▶ [Instructions to follow]: Take each line that has the word "Commissioner" and return it.

┏━━

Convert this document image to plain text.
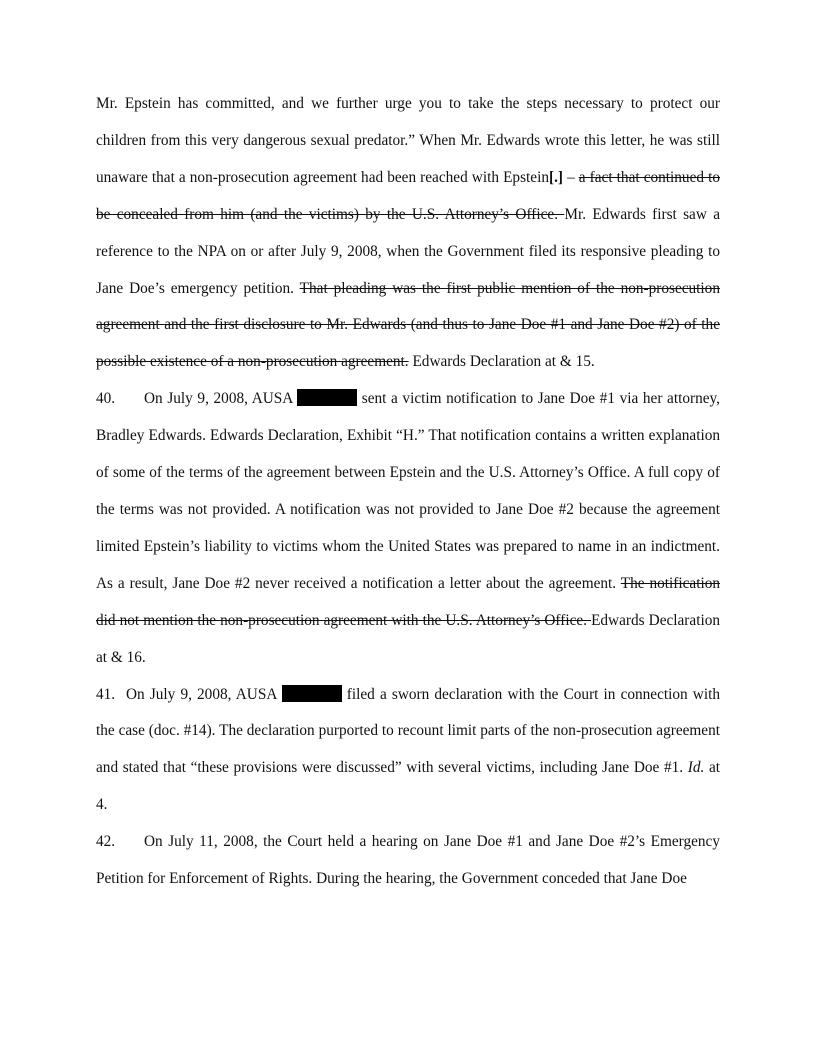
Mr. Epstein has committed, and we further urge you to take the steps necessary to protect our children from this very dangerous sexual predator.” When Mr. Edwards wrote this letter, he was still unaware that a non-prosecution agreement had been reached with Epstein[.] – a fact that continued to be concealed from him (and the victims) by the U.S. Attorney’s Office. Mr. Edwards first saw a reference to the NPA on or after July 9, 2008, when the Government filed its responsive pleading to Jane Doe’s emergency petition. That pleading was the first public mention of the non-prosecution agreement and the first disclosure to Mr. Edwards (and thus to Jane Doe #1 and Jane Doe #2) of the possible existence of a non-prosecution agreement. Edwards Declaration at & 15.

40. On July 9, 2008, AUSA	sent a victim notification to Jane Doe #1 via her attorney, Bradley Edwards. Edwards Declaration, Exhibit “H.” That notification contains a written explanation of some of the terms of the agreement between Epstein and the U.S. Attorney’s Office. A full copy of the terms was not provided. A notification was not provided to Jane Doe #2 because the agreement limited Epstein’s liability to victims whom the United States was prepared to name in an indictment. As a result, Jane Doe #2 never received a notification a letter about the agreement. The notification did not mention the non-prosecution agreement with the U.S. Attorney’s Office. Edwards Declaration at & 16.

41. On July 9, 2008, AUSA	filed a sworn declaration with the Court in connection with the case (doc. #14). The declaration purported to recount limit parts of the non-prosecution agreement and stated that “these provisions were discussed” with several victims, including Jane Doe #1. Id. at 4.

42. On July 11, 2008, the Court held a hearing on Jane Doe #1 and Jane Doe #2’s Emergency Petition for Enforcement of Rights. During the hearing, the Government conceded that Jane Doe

┗━━
┏━━

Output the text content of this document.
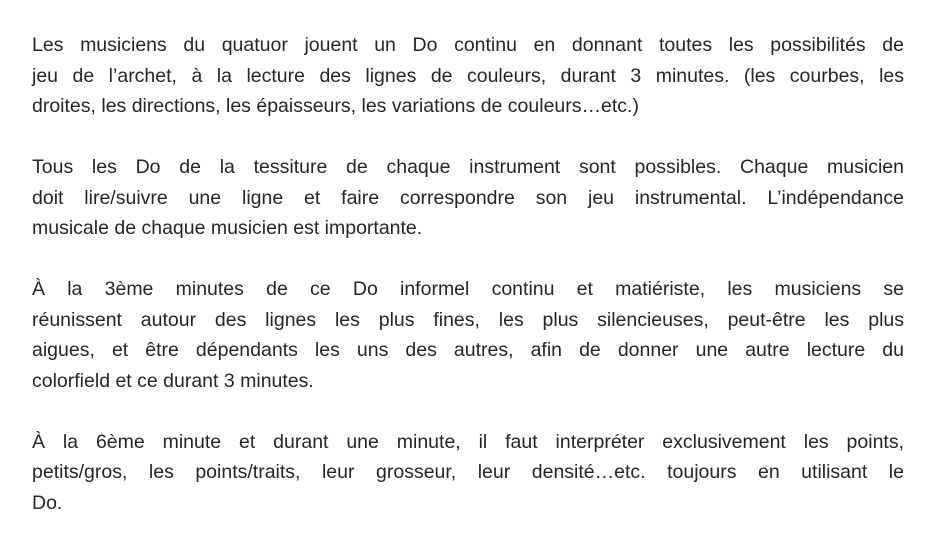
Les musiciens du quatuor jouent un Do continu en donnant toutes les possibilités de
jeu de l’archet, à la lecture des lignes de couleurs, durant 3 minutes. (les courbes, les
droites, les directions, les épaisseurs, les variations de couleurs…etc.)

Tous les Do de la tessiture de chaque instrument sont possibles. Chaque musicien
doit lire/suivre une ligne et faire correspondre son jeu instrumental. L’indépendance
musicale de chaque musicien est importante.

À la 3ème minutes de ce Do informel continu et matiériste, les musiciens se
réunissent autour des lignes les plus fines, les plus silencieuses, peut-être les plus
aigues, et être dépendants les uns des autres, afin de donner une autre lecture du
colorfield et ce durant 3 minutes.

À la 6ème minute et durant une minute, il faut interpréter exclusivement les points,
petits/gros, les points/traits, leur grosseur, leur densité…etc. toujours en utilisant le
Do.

┗━━
┏━━

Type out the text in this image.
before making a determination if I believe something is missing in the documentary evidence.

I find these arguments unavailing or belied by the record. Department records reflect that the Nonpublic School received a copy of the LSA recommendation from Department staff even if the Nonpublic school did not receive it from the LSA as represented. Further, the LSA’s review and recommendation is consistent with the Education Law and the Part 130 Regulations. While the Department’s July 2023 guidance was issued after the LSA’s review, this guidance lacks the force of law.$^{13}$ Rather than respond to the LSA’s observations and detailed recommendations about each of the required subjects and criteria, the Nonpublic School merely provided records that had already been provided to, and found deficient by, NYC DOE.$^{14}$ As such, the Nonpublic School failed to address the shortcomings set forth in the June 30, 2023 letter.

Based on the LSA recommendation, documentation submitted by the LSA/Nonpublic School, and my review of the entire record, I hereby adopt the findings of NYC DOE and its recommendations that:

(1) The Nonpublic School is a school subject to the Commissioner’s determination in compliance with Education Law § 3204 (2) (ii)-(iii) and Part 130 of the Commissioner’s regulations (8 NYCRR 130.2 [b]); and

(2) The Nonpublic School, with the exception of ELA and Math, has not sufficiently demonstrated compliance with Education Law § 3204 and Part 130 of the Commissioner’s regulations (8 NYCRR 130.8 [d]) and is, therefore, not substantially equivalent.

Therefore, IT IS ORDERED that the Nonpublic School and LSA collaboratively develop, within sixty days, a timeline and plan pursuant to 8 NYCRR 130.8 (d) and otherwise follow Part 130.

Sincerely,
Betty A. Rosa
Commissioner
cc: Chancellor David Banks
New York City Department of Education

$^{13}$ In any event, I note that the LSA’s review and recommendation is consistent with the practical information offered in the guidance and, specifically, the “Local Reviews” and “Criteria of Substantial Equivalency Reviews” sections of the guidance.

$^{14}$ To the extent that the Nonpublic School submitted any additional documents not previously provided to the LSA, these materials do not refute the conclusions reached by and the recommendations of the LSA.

┗━━

▶ [Answer to this problem]:
(1) The Nonpublic School is a school subject to the Commissioner’s determination in compliance with Education Law § 3204 (2) (ii)-(iii) and Part 130 of the Commissioner’s regulations (8 NYCRR 130.2 [b]); and
(2) The Nonpublic School, with the exception of ELA and Math, has not sufficiently demonstrated compliance with Education Law § 3204 and Part 130 of the Commissioner’s regulations (8 NYCRR 130.8 [d]) and is, therefore, not substantially equivalent.
Commissioner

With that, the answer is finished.